#### [Work instructions]
Give the number of lines in the listing below that include the word "Promotion", with nothing more.

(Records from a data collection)
* Begin *

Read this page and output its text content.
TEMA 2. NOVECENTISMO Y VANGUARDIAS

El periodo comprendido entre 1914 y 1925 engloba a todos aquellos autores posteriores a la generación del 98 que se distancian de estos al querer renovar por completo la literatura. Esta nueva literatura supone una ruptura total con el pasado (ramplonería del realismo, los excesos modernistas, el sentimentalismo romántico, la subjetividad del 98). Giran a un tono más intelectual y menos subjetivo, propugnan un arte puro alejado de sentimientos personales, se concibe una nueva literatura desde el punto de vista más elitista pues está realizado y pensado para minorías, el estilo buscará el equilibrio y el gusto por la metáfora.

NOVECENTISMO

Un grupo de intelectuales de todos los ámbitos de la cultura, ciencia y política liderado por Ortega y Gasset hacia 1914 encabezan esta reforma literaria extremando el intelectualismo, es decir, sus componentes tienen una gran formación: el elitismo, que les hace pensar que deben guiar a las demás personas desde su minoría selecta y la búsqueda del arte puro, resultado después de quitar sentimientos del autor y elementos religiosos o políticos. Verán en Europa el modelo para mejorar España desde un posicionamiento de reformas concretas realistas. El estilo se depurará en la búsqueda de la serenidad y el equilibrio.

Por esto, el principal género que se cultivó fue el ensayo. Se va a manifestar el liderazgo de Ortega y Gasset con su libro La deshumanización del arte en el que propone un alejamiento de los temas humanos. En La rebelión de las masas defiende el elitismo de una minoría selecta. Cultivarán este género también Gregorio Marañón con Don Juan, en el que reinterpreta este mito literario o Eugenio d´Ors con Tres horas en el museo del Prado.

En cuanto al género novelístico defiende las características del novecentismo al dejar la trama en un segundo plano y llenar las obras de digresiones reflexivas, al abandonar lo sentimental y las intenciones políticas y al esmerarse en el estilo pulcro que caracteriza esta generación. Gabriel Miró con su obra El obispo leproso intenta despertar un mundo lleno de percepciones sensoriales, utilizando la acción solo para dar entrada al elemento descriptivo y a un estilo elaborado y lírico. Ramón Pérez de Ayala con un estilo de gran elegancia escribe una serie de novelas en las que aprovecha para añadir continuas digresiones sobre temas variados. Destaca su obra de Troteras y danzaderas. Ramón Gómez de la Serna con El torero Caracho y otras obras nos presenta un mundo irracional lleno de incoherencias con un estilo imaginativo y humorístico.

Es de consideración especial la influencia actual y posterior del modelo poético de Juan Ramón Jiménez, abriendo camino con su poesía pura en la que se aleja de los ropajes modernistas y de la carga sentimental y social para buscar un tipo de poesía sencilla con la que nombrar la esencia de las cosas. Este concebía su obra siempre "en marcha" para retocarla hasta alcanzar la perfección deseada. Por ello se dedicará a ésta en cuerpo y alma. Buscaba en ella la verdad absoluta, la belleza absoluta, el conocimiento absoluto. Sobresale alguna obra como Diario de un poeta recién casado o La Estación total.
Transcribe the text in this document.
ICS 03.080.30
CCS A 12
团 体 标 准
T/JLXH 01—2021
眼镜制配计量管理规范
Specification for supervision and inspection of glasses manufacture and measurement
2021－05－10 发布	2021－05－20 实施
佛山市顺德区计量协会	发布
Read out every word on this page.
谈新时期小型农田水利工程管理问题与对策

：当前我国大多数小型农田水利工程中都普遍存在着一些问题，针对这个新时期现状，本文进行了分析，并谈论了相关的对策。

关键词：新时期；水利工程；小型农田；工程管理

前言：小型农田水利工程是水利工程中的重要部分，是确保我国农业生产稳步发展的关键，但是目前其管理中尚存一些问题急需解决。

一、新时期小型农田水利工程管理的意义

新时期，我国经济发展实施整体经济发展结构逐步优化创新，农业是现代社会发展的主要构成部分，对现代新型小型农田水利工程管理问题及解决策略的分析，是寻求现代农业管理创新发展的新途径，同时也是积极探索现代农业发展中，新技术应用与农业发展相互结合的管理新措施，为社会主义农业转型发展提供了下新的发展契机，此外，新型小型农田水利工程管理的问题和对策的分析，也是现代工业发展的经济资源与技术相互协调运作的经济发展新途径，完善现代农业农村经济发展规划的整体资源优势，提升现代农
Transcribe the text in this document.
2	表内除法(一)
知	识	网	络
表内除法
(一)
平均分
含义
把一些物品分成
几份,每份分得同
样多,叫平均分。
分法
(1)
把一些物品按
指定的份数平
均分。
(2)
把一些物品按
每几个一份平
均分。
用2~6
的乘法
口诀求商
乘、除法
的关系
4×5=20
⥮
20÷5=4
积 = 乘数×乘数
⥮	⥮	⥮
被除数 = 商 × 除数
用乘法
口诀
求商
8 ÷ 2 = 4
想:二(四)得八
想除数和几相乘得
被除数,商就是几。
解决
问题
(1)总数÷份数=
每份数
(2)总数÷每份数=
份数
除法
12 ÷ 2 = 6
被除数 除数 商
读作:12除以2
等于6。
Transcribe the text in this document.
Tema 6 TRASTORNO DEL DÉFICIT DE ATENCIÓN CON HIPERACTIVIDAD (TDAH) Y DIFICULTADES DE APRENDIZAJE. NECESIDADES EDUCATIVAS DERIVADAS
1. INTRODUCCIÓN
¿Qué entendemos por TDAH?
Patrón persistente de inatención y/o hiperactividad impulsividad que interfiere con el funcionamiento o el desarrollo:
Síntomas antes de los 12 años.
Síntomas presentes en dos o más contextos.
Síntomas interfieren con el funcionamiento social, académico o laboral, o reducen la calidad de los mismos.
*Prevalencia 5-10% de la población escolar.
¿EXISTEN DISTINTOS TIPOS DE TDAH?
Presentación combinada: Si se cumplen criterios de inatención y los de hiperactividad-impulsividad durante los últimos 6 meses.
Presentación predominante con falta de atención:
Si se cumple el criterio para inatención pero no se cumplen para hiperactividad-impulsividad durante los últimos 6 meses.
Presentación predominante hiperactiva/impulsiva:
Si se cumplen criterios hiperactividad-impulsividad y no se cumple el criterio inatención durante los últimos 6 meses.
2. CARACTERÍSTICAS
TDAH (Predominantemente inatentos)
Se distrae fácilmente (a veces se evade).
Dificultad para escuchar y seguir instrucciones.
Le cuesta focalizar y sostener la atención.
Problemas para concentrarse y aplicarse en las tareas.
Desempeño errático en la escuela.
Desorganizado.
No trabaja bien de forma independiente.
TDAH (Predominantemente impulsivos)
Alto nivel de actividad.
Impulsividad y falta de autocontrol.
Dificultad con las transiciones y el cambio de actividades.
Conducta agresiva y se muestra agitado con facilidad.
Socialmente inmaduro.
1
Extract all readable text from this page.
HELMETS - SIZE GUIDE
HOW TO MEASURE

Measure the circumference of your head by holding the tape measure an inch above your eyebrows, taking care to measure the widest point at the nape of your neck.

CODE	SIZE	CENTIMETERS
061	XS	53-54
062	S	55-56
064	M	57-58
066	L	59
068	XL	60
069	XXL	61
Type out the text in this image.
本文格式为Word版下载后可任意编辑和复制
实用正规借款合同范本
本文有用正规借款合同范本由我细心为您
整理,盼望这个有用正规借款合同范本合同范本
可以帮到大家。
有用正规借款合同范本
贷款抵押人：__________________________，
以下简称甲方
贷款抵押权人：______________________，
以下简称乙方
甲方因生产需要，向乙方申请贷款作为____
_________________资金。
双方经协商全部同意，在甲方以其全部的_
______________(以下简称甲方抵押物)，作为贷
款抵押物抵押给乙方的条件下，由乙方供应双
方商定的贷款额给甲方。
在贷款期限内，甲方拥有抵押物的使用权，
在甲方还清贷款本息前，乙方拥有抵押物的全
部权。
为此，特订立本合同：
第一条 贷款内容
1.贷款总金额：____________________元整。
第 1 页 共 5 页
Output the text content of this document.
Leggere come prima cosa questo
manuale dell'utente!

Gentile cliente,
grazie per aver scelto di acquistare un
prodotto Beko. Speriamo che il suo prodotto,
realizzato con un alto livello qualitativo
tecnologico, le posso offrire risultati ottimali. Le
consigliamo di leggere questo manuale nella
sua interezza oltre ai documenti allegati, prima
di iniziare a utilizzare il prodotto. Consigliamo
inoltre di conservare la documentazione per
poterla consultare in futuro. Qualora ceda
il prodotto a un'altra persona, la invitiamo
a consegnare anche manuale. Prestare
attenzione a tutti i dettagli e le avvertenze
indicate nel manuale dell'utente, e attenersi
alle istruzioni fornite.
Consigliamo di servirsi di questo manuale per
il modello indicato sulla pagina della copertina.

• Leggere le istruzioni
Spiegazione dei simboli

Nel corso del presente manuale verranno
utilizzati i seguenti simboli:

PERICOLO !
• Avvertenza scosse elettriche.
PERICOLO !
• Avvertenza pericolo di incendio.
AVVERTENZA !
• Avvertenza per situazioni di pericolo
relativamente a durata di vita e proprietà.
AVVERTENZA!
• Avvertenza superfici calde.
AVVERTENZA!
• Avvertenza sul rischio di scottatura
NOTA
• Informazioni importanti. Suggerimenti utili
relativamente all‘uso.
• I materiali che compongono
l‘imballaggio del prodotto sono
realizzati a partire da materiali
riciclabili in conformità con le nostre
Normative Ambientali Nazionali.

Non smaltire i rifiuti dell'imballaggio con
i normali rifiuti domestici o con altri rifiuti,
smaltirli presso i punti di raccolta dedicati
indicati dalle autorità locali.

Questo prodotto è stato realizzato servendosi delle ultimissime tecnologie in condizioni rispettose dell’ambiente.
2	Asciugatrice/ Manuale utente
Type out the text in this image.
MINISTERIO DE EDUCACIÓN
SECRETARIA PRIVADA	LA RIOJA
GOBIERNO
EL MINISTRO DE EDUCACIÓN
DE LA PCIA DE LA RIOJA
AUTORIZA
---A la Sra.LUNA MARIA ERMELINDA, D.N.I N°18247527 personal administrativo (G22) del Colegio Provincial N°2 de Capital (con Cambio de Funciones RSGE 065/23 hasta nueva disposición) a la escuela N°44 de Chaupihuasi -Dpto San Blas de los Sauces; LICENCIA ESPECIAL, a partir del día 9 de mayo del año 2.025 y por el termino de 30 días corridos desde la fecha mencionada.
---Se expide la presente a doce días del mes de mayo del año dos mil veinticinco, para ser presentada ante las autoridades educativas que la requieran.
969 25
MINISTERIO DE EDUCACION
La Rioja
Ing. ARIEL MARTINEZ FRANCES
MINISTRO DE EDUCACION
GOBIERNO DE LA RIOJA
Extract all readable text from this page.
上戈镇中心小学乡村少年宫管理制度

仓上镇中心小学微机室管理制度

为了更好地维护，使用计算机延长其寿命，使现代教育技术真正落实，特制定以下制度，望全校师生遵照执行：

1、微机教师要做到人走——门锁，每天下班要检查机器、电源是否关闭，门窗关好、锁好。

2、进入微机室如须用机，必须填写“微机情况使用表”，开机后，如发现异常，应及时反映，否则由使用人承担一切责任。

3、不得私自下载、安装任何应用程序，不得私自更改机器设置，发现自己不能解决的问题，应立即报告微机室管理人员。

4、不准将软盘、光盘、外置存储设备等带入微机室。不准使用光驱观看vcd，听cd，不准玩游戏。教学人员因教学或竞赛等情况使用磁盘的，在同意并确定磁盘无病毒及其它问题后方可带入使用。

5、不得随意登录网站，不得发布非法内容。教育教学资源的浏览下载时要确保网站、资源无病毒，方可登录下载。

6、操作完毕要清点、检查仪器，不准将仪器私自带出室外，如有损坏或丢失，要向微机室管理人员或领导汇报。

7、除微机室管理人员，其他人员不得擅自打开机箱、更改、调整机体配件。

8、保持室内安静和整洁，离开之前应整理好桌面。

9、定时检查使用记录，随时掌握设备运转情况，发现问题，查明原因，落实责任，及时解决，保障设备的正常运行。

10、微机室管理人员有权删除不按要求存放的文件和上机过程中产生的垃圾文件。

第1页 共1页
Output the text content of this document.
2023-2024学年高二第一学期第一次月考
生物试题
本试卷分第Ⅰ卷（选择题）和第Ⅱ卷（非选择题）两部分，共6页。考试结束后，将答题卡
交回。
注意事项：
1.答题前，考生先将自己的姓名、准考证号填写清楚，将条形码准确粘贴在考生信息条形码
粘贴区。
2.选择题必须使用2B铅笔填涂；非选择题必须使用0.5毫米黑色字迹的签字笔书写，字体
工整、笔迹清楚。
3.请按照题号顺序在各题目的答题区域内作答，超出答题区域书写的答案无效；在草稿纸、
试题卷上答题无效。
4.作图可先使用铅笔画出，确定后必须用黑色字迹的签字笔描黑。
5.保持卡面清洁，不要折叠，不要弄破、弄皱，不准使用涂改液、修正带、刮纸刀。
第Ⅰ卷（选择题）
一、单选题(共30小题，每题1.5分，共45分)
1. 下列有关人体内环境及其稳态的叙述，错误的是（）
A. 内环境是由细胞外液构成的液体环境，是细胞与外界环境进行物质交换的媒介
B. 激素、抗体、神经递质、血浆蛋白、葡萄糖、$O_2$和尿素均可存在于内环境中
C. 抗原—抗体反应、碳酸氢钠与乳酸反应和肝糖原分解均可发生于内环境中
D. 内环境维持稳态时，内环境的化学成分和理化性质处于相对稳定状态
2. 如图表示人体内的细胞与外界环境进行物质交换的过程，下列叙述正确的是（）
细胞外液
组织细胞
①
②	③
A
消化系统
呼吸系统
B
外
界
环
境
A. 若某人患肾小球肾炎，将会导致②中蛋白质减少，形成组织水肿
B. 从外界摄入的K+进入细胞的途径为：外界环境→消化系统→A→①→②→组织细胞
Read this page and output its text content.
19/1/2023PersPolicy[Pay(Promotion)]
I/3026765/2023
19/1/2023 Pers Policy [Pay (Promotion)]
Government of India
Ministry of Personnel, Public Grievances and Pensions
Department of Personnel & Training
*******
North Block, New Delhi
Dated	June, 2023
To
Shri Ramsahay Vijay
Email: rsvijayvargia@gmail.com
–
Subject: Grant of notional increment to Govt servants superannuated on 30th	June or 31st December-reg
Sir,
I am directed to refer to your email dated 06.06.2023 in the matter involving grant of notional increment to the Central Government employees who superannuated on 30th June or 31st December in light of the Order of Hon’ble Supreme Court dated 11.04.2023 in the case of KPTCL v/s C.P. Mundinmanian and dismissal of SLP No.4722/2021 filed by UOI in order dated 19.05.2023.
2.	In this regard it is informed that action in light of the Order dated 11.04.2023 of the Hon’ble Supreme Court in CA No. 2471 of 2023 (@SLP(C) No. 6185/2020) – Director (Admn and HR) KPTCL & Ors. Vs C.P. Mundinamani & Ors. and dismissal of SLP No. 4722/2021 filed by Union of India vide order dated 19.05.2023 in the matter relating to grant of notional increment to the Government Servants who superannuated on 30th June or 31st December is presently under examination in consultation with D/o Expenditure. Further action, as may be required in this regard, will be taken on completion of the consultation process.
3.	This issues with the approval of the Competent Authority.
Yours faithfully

* End *

#### [Written response]
2